WORK REQUIRED
For the records below, say how many lines contain the string "složky". Give the number only.

DATASET ROWS
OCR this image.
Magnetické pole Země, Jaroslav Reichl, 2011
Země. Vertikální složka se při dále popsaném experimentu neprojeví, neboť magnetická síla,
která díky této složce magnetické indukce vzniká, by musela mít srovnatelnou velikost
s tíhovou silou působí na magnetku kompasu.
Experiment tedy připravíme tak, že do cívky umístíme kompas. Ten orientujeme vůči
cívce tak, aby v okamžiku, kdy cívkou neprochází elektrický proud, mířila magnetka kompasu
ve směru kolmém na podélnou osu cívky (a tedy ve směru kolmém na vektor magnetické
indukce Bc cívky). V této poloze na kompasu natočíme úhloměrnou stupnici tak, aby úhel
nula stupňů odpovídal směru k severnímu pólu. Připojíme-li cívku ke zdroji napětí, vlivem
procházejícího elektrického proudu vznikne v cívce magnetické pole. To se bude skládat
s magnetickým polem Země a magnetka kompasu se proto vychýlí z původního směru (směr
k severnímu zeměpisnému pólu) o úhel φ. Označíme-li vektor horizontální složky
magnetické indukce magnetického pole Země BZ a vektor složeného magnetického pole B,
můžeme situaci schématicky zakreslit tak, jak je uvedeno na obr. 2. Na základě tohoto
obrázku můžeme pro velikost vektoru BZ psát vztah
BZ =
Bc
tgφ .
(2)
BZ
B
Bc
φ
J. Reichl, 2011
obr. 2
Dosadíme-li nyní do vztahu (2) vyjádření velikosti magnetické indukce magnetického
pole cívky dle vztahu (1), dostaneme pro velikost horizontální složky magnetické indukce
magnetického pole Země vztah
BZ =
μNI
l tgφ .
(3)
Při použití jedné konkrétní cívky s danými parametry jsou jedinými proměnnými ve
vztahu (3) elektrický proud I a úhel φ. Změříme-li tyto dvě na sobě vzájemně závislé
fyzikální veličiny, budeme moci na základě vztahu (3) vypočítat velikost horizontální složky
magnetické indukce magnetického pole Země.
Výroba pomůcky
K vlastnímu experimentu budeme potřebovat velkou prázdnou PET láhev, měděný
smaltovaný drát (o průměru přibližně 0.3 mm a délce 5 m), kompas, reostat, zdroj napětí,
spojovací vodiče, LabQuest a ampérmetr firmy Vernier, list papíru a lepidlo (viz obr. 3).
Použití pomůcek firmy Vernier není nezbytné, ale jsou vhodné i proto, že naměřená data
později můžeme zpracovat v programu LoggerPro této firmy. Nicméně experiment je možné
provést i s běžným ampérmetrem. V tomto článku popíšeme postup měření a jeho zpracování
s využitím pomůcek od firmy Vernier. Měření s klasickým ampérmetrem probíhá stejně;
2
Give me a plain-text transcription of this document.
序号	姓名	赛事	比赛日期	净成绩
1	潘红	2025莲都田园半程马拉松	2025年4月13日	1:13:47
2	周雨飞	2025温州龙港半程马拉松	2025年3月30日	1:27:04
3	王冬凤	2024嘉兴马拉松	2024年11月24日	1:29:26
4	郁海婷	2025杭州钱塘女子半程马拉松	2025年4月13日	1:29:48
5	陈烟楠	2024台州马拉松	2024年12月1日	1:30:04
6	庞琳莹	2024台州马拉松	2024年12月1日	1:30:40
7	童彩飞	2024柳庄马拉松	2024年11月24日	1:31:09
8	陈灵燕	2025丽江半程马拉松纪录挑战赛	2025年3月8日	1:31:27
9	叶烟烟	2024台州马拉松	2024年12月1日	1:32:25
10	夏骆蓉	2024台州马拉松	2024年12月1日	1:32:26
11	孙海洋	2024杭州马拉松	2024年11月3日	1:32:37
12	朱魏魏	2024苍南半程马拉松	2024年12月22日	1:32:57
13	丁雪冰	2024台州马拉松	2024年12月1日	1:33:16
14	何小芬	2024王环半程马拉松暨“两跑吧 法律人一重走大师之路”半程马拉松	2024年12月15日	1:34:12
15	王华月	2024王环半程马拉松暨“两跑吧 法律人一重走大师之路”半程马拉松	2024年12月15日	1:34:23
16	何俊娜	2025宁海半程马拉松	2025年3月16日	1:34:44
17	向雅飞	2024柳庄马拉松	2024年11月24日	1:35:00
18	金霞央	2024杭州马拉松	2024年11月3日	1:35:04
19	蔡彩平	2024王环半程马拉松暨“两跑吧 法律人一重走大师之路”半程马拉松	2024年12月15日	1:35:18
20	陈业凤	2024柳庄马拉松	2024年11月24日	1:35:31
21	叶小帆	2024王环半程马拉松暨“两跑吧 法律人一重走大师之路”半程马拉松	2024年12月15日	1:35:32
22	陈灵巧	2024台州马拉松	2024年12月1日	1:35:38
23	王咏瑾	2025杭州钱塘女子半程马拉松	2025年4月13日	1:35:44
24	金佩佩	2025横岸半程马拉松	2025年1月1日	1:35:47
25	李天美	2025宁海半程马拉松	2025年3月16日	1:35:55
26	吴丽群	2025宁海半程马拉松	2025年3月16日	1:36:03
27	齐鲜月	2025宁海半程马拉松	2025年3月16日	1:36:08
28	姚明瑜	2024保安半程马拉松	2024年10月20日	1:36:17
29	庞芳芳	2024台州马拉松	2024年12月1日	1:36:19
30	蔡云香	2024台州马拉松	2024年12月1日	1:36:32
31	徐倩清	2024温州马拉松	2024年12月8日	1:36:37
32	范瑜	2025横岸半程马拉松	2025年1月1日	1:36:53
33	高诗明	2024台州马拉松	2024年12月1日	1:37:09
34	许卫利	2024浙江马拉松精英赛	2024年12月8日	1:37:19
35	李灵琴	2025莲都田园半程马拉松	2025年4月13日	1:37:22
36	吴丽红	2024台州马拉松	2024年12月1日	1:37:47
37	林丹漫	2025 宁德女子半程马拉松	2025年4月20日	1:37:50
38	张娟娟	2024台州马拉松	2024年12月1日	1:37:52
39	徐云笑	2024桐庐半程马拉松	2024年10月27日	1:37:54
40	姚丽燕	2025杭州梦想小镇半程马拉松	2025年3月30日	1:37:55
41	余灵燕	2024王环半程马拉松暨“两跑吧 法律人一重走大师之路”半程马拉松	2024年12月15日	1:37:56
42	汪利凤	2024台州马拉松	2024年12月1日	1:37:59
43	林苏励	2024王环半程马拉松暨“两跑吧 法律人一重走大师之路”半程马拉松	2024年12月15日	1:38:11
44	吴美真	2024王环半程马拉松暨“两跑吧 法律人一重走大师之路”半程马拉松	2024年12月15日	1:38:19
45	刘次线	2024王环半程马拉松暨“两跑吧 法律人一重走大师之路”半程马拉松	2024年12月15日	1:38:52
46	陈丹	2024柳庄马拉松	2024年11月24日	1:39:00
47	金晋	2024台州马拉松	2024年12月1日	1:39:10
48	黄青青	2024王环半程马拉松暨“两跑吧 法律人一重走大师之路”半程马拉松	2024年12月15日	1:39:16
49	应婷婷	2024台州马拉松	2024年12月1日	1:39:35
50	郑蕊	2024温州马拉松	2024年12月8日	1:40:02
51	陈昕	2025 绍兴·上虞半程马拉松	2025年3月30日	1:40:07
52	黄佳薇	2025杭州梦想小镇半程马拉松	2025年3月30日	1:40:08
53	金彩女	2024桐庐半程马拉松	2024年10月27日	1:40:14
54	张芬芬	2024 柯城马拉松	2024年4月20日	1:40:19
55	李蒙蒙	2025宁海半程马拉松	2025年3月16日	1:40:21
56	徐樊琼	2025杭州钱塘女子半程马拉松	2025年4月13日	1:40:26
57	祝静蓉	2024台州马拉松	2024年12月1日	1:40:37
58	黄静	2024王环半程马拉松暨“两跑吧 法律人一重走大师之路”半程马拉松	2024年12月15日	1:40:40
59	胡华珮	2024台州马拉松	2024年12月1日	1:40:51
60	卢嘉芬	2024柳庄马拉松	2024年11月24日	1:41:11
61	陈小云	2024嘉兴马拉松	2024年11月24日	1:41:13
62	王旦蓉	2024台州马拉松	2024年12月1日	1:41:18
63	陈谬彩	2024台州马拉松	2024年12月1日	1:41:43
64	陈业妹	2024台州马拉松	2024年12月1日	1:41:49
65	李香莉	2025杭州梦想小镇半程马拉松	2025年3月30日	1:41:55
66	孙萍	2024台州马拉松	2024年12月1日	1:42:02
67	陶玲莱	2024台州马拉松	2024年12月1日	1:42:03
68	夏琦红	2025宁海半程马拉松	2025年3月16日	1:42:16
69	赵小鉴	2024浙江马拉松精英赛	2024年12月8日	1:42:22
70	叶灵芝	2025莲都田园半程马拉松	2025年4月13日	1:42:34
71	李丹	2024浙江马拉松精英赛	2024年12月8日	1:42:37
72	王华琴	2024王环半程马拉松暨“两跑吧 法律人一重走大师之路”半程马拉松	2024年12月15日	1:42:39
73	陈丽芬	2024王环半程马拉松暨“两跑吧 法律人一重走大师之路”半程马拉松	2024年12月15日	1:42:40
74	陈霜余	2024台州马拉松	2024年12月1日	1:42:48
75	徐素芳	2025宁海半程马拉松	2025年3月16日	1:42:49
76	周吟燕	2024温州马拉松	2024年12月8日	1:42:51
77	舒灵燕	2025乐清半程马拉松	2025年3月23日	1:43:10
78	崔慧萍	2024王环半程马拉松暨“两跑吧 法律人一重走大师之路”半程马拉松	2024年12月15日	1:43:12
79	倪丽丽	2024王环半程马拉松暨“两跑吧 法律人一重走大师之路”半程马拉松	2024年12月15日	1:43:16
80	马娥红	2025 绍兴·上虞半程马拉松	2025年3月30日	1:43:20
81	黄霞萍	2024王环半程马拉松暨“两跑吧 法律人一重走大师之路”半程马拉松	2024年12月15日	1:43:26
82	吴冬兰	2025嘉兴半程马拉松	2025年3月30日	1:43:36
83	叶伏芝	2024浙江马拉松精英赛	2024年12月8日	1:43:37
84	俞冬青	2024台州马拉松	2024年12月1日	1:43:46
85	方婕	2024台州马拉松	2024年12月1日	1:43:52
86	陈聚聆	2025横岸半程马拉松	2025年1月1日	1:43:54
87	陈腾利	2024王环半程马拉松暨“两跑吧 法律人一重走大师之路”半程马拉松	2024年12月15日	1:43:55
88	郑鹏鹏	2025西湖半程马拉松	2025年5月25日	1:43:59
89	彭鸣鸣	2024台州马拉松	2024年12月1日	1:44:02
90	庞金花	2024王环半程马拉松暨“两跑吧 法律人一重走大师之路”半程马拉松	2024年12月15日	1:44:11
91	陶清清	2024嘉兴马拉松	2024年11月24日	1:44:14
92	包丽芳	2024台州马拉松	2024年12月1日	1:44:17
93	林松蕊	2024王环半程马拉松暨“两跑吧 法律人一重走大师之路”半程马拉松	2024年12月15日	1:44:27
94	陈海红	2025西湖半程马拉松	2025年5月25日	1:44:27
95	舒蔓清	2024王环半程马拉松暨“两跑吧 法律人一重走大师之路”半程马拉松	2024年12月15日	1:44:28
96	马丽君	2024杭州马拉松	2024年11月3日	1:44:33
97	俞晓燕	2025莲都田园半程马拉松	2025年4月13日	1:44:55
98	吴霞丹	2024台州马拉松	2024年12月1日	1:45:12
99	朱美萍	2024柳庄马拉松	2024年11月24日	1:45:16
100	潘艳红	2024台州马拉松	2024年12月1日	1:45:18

COMPLETED TASK
3